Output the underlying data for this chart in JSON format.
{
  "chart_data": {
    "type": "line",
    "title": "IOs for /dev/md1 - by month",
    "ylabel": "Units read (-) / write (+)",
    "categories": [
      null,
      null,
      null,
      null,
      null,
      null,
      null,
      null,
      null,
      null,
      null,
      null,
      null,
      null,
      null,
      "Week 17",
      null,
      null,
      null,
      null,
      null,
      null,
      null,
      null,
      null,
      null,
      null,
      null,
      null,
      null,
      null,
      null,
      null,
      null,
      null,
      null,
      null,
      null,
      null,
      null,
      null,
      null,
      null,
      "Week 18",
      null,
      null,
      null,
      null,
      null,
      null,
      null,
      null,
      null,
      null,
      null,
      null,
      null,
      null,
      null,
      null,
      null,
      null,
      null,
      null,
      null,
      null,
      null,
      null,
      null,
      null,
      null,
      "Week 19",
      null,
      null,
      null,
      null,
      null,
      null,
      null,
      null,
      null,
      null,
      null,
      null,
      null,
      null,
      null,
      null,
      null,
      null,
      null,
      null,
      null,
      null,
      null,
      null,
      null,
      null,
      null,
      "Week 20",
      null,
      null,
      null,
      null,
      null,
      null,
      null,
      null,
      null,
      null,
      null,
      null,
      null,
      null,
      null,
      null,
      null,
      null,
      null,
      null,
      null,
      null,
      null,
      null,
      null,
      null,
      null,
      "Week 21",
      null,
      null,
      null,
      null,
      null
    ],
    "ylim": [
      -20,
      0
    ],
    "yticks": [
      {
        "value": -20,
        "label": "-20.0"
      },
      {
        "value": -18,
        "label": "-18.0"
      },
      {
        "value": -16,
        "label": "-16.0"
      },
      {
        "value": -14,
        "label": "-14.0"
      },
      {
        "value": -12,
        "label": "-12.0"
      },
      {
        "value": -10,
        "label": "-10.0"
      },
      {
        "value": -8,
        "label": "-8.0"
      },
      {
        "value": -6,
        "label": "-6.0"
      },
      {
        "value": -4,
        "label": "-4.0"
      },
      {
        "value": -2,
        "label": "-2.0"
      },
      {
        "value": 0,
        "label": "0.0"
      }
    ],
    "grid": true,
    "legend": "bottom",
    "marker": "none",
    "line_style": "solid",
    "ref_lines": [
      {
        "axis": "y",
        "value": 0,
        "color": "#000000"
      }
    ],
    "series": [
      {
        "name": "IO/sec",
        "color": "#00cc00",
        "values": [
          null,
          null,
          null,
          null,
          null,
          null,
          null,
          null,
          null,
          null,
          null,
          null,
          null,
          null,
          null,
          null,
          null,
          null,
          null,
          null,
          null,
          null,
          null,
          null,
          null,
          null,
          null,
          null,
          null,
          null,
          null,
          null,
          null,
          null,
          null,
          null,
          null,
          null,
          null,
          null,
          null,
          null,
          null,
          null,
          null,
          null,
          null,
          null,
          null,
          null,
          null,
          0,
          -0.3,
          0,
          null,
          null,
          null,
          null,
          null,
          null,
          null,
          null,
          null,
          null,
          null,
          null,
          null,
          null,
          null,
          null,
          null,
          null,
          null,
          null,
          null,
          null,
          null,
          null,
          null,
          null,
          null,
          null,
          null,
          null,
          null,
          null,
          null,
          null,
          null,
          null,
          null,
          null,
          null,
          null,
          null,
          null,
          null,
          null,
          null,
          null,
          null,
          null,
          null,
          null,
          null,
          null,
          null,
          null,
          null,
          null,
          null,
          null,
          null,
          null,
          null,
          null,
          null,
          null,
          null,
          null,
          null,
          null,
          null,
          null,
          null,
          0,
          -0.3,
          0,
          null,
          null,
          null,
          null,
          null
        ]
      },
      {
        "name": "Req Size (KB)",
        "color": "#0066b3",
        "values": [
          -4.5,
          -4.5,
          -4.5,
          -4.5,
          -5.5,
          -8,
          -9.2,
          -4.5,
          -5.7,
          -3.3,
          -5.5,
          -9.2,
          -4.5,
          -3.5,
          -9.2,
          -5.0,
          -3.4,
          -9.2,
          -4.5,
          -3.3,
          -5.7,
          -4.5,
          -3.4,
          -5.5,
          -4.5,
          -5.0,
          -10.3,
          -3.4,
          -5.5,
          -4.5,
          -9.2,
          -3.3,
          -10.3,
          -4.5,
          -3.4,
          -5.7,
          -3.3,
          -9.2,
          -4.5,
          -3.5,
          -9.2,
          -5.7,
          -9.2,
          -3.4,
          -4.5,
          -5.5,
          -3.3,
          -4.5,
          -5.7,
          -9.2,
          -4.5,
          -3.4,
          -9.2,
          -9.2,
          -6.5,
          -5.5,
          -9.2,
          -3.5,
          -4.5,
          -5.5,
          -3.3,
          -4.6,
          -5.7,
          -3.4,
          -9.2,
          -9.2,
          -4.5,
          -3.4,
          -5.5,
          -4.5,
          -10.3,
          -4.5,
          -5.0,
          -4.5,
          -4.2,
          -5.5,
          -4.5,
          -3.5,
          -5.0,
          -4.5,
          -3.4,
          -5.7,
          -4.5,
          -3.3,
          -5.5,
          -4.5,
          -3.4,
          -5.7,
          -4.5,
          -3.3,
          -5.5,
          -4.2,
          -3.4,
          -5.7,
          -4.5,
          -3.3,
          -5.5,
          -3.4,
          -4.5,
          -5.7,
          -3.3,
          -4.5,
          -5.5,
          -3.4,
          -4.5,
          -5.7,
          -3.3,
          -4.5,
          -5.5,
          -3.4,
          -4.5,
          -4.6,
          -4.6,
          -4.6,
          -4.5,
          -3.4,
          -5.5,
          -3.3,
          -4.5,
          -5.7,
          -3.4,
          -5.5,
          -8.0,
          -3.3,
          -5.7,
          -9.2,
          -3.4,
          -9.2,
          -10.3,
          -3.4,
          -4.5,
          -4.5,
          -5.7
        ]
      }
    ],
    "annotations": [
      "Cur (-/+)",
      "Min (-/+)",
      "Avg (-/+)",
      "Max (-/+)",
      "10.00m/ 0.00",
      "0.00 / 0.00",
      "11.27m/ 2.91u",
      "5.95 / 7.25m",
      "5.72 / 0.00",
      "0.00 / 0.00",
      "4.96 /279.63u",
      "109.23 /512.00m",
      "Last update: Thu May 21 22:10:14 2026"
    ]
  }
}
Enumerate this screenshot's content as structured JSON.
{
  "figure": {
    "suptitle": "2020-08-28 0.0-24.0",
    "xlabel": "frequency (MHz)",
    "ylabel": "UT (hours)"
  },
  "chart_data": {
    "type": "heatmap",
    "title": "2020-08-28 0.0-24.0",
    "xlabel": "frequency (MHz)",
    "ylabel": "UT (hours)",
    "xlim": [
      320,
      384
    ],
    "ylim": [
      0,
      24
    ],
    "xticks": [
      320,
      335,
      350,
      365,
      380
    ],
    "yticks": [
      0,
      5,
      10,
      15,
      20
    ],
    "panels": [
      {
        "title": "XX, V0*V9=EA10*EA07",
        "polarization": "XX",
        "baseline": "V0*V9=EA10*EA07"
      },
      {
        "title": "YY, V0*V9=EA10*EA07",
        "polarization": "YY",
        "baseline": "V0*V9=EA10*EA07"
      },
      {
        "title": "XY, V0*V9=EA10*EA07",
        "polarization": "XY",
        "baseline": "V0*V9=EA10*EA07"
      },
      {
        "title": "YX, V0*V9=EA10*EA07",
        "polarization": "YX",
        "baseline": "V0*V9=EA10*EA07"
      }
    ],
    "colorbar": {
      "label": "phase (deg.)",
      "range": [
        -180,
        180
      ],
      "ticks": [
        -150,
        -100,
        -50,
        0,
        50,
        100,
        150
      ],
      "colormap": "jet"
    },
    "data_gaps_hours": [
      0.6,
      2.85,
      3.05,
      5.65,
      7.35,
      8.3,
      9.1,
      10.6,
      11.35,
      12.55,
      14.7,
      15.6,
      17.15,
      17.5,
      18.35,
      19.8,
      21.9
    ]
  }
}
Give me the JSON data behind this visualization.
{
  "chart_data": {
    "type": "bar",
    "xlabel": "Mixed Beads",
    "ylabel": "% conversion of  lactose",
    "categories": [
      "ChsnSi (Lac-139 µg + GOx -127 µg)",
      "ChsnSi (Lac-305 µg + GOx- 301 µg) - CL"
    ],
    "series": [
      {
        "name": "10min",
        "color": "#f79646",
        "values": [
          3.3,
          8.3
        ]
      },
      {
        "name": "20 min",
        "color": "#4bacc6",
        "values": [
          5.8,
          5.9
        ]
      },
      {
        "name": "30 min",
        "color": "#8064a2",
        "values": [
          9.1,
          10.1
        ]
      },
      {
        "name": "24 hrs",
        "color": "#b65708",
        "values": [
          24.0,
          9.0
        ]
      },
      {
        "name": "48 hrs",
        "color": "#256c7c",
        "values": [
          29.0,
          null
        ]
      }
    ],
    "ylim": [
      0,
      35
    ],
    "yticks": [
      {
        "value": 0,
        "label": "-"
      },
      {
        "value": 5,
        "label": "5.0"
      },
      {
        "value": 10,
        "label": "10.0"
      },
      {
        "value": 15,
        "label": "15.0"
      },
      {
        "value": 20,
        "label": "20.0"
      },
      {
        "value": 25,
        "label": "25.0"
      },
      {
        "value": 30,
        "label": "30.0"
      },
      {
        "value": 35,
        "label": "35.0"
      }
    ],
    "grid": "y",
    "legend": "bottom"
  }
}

• • • • • • •

▶ [Directive] The word "Week" may appear on some lines of these records; state how many such lines there are, and nothing else.

▶ [The output] 5